◆ **Source excerpt**
'''

UNITED STATES DISTRICT COURT NORTHERN DISTRICT OF CALIFORNIA
Sep 14, 2011
Lead Case No. C-11-3176 EMC (N.D. Cal. Sep. 14, 2011)

Opinion

Lead Case No. C-11-3176 EMC Docket No. 9 Docket No. 10

09-14-2011

IN RE OCLARO, INC. DERIVATIVE LITIGATION.


ORDER DENYING AGUILAR'S

MOTION TO CONSOLIDATE;

GRANTING J&W'S MOTION FOR

APPOINTMENT AS LEAD COUNSEL;

AND DENYING L&K'S MOTION FOR

APPOINTMENT AS LEAD COUNSEL

This Court is presiding over a securities fraud class action related to a company by the name of Oclaro, Inc. as well as several shareholder derivative actions based on largely the same underlying facts. Currently pending before the Court are motions in the shareholder derivation actions - more specifically, (1) a motion to consolidate and (2) two competing motions for appointment as lead counsel. Having considered the parties' briefs and accompanying submissions, as well as the oral argument of counsel, the Court hereby DENIES the motion to consolidate, GRANTS the motion to appoint Johnson & Weaver ("J&W") lead counsel, and DENIES the motion to appoint Levi & Korsinsky ("L&K") and Finkelstein Thomas ("FT") lead counsel.

I. FACTUAL & PROCEDURAL BACKGROUND

The Oclaro securities class action was filed on May 19, 2011. See Westley v. Oclaro, Inc., No. C-11-2448 EMC (Docket No. 1) (complaint). Approximately a month later, on June 27, 2011, Matteo Guindani, who is represented by J&W, filed the first shareholder derivative action. See Guidani v. Couder, No. C-11-3176 EMC (Docket No. 1) (complaint). Subsequently, the following shareholder derivative actions were filed: (1) on June 28, 2011, Coney v. Couder, No. C-11-3214 EMC, in which the plaintiff is represented by the Pacific Coast Law Group; (2) on July 7, 2011, Braman v. Couillaud, No. C-11-3322 EMC, in which the plaintiff is represented by L&K; and (3) on July 26, 2011, Aguilar v. Couillaud, No. C-11-3668 EMC, in which the plaintiff is represented by FT.

All of the lawsuits above have been related (including the securities class action). In addition, three of the four shareholder derivative suits have been consolidated - i.e., the Guindani, Coney, and Braman actions. Only the Aguilar case has not been consolidated. Mr. Aguilar now seeks to have his case consolidated with the other shareholder derivative actions. In addition, the plaintiffs in the shareholder derivative actions have filed competing motions for appointment of lead counsel. The competing law firms are (1) J&W and (2) L&K/FT (as co-lead counsel). Pacific Coast supports J&W's motion.

'''

Stored items:
'''

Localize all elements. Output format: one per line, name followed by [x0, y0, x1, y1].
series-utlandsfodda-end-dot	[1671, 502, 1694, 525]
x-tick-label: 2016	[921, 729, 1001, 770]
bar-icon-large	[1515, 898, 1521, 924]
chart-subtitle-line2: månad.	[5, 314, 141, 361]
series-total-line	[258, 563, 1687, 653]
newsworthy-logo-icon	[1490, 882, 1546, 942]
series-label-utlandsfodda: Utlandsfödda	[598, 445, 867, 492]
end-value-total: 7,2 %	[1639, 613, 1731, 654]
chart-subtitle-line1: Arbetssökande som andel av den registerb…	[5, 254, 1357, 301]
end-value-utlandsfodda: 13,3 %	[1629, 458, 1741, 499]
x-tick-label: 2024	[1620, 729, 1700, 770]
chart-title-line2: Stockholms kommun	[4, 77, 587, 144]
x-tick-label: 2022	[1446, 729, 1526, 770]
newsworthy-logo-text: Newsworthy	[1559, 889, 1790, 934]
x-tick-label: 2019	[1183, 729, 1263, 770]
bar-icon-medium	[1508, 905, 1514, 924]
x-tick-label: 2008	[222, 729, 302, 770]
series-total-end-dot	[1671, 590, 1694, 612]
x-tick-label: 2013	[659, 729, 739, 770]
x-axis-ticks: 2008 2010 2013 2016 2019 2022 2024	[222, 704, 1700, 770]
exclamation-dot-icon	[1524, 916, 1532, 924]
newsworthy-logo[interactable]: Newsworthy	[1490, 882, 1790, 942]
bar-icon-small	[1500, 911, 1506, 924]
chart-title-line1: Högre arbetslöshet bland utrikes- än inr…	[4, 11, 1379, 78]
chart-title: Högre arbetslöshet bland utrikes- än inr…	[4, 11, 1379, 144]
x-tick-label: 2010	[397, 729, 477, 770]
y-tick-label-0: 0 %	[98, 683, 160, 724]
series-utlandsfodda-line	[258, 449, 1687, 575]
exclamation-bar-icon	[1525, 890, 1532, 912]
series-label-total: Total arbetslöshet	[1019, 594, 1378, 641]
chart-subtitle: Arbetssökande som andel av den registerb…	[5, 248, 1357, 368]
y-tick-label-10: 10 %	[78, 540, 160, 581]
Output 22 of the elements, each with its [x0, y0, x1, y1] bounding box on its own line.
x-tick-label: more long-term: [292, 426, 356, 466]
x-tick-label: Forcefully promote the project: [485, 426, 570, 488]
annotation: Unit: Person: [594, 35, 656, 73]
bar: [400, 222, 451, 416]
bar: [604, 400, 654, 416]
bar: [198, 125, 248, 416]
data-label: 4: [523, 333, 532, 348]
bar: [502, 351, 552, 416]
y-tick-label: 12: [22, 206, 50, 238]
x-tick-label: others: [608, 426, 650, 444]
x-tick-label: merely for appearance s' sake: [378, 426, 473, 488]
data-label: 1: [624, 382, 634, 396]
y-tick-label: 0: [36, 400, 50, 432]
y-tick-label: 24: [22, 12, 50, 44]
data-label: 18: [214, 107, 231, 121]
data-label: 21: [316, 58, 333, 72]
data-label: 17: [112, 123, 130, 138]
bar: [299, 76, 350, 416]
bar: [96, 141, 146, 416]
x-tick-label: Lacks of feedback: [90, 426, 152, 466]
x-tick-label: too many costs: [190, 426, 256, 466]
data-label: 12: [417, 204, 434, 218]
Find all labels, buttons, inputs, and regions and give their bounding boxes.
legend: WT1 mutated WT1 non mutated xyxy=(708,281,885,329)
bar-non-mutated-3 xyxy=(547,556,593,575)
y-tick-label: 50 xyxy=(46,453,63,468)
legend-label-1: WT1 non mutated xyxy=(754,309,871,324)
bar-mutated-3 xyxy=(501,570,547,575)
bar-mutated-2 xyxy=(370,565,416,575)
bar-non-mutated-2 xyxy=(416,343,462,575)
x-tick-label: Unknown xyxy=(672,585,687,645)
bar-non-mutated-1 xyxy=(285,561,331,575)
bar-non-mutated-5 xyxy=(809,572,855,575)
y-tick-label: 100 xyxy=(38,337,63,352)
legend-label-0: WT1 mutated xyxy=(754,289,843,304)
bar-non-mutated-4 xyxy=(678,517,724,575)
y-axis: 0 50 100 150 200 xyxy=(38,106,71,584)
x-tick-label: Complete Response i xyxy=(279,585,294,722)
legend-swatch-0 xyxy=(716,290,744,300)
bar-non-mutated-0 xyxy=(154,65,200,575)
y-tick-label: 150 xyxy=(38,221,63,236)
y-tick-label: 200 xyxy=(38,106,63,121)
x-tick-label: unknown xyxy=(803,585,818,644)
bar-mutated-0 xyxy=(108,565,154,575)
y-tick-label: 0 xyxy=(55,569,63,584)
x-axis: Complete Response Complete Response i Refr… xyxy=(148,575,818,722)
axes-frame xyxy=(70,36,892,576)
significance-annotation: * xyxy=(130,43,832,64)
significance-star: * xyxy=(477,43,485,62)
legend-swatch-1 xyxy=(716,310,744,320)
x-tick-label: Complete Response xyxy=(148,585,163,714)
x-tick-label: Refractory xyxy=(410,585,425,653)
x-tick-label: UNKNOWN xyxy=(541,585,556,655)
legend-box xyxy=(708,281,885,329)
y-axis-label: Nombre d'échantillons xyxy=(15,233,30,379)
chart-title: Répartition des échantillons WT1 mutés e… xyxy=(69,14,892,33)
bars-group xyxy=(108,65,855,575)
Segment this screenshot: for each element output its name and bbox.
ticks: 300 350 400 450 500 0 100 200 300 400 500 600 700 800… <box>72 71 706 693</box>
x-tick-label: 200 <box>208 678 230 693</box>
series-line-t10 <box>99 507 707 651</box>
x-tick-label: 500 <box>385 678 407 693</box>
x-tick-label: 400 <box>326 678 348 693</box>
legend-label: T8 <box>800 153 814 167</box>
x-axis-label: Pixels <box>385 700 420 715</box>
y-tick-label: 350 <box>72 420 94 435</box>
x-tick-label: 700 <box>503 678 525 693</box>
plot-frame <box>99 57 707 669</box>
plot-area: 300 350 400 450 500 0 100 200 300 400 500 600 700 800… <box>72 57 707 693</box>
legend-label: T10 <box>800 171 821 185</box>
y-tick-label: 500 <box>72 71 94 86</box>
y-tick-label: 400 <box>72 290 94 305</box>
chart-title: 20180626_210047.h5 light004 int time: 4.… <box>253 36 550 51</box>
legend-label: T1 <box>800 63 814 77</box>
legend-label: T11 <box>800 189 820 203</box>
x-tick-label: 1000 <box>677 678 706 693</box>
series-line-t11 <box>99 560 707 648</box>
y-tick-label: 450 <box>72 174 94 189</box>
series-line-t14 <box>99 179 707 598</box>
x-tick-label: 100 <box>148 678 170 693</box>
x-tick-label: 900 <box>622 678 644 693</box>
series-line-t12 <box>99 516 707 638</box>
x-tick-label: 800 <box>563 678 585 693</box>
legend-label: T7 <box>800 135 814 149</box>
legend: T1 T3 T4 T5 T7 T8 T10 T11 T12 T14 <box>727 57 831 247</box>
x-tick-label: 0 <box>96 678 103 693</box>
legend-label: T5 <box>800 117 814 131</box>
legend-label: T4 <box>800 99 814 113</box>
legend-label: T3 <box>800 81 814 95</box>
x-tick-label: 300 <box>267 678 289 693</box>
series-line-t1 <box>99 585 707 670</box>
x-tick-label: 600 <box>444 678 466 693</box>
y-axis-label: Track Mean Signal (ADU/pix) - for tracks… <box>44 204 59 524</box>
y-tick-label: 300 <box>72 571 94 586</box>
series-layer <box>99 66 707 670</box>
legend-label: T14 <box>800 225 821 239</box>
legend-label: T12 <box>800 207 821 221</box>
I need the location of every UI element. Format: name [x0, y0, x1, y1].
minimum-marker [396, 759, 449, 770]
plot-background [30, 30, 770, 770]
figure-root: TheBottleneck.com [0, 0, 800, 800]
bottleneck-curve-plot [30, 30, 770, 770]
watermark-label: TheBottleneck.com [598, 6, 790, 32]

'''

◆ **Exercise set**
1: According to the court order, on what date was the Oclaro securities class action filed?
2: Please rewrite the part of the court order that opens with "All of the lawsuits" and closes with "supports J&W's motion.", changing "co-lead counsel" to "joint lead counsel".
The stored items aren't needed for this.

◆ **Responses per task**
1: May 19, 2011

2:
All of the lawsuits above have been related (including the securities class action). In addition, three of the four shareholder derivative suits have been consolidated - i.e., the Guindani, Coney, and Braman actions. Only the Aguilar case has not been consolidated. Mr. Aguilar now seeks to have his case consolidated with the other shareholder derivative actions. In addition, the plaintiffs in the shareholder derivative actions have filed competing motions for appointment of lead counsel. The competing law firms are (1) J&W and (2) L&K/FT (as joint lead counsel). Pacific Coast supports J&W's motion.